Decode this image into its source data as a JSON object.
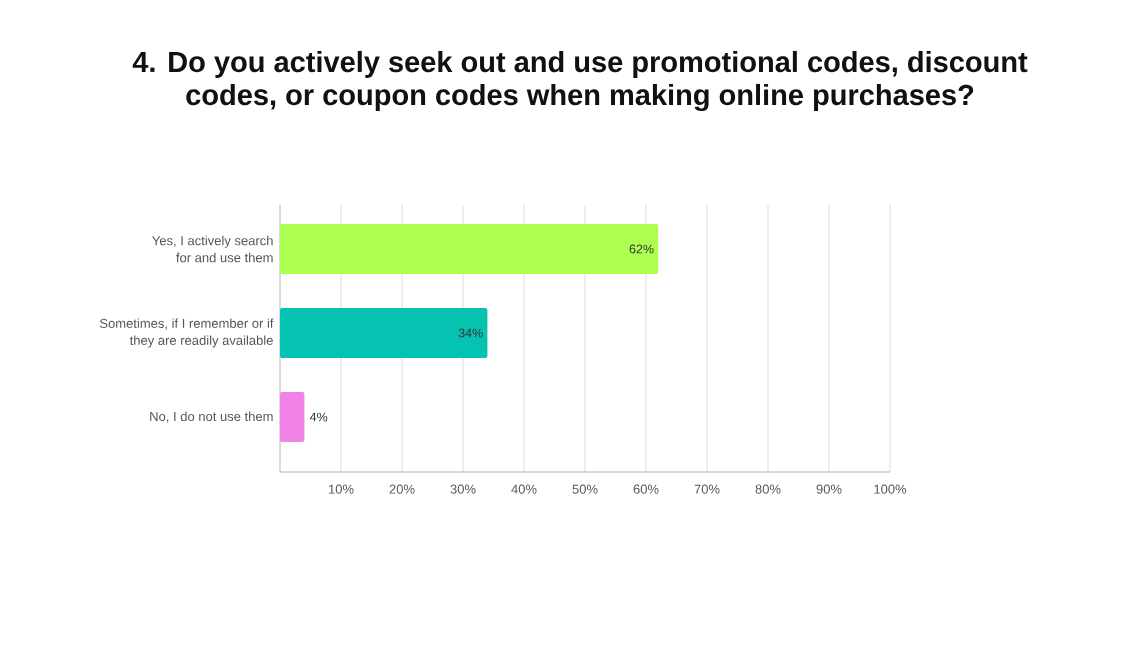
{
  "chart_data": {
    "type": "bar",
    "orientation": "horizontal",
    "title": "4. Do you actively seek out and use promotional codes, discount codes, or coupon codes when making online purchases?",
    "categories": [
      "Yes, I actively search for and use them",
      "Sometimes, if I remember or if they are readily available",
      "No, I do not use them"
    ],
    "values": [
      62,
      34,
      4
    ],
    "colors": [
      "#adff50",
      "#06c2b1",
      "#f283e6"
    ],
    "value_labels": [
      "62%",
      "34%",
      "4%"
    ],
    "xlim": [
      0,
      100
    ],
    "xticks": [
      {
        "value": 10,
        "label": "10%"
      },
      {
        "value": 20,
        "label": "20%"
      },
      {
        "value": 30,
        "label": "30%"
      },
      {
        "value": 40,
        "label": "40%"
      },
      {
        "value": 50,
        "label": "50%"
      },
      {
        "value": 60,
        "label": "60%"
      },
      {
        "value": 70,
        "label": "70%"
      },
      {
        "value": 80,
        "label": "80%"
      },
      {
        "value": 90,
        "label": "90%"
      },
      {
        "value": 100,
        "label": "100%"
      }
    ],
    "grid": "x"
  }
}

__Task description__
Copy every record above exactly as written, but leave out the pictures.

__Reply to the task__
Decode this image into its source data as a JSON object.
{
  "chart_data": {
    "type": "bar",
    "orientation": "horizontal",
    "title": "4. Do you actively seek out and use promotional codes, discount codes, or coupon codes when making online purchases?",
    "categories": [
      "Yes, I actively search for and use them",
      "Sometimes, if I remember or if they are readily available",
      "No, I do not use them"
    ],
    "values": [
      62,
      34,
      4
    ],
    "colors": [
      "#adff50",
      "#06c2b1",
      "#f283e6"
    ],
    "value_labels": [
      "62%",
      "34%",
      "4%"
    ],
    "xlim": [
      0,
      100
    ],
    "xticks": [
      {
        "value": 10,
        "label": "10%"
      },
      {
        "value": 20,
        "label": "20%"
      },
      {
        "value": 30,
        "label": "30%"
      },
      {
        "value": 40,
        "label": "40%"
      },
      {
        "value": 50,
        "label": "50%"
      },
      {
        "value": 60,
        "label": "60%"
      },
      {
        "value": 70,
        "label": "70%"
      },
      {
        "value": 80,
        "label": "80%"
      },
      {
        "value": 90,
        "label": "90%"
      },
      {
        "value": 100,
        "label": "100%"
      }
    ],
    "grid": "x"
  }
}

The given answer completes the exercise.